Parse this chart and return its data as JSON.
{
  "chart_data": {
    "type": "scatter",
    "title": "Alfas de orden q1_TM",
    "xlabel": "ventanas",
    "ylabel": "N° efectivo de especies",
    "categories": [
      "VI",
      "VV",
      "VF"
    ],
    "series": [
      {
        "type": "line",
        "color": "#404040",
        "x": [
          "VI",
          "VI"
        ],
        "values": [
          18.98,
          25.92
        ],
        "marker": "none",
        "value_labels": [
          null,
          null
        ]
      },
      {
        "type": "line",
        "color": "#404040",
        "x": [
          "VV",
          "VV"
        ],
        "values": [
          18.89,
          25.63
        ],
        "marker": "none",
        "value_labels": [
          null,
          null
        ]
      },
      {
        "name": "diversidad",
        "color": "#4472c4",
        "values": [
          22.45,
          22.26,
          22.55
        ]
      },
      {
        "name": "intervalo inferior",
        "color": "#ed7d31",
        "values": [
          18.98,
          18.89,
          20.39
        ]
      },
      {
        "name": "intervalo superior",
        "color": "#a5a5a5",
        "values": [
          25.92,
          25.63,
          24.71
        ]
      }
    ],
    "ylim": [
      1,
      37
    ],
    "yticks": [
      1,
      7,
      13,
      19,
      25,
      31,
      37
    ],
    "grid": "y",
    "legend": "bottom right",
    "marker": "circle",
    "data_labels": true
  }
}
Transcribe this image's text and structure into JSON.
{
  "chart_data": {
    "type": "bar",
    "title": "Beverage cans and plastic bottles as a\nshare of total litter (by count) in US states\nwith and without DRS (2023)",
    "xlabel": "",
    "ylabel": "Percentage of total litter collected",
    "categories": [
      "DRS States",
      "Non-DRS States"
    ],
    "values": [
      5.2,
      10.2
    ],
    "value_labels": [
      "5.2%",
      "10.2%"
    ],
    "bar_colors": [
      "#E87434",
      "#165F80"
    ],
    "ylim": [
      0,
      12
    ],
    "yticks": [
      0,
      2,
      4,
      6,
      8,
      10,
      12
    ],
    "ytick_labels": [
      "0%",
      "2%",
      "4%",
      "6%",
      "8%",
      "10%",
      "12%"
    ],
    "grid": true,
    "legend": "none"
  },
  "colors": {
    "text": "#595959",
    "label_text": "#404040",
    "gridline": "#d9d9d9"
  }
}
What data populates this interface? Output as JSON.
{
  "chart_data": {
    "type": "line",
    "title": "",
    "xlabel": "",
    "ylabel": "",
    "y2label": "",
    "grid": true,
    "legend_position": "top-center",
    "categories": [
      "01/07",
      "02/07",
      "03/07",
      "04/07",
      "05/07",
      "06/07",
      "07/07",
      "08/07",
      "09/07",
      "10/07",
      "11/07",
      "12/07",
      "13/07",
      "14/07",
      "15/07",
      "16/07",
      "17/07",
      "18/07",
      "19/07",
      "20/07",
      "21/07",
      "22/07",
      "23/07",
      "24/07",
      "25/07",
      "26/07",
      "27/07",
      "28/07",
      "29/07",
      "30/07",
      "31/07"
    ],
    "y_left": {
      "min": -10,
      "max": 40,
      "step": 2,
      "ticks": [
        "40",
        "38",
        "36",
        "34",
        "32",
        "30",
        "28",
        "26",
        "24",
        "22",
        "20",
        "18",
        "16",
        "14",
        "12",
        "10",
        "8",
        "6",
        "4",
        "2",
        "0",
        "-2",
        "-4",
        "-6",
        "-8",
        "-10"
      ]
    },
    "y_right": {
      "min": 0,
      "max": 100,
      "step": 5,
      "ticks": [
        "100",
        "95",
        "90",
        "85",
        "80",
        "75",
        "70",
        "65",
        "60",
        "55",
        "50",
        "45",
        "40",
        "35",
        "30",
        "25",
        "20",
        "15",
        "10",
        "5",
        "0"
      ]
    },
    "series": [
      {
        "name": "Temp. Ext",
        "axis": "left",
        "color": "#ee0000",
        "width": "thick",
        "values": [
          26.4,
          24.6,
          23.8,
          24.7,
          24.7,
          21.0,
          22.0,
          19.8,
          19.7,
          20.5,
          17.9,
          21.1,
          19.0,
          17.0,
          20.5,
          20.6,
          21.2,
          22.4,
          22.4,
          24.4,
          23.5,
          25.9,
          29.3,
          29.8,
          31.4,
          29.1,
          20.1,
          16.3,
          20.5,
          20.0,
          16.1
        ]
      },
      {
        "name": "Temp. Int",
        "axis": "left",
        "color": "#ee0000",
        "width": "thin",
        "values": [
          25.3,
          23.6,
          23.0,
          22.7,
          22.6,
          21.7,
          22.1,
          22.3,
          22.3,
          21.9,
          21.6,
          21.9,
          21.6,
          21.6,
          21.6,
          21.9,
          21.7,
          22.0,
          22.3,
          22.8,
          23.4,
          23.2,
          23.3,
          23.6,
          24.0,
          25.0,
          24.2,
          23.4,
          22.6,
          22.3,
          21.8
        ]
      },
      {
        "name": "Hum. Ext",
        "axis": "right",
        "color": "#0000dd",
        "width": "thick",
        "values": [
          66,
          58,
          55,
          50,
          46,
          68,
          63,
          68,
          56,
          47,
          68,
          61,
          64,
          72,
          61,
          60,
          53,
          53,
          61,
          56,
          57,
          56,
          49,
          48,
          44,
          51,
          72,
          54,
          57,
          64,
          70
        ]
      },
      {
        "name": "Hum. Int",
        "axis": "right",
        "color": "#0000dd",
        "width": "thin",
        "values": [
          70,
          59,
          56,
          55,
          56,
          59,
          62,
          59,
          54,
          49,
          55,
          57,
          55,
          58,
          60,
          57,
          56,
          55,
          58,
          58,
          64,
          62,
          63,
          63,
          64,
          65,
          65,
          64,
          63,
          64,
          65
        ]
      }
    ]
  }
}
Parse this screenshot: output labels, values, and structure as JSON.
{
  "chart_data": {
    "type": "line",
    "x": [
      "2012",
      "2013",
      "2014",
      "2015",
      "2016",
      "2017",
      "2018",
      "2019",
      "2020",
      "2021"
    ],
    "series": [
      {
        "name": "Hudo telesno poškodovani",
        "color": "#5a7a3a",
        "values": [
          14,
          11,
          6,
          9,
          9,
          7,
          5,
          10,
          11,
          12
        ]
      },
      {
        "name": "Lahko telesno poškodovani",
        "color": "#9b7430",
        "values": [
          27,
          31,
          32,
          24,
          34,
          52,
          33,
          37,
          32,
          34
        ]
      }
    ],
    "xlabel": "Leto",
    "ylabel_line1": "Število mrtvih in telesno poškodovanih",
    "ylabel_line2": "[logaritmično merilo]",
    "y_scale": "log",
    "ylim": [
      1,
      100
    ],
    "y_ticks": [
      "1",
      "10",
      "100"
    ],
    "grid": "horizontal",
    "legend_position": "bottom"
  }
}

##########

→ Aim: In the entries above, count each line with "litter"; reply with the total only.

→ Response to this task: 2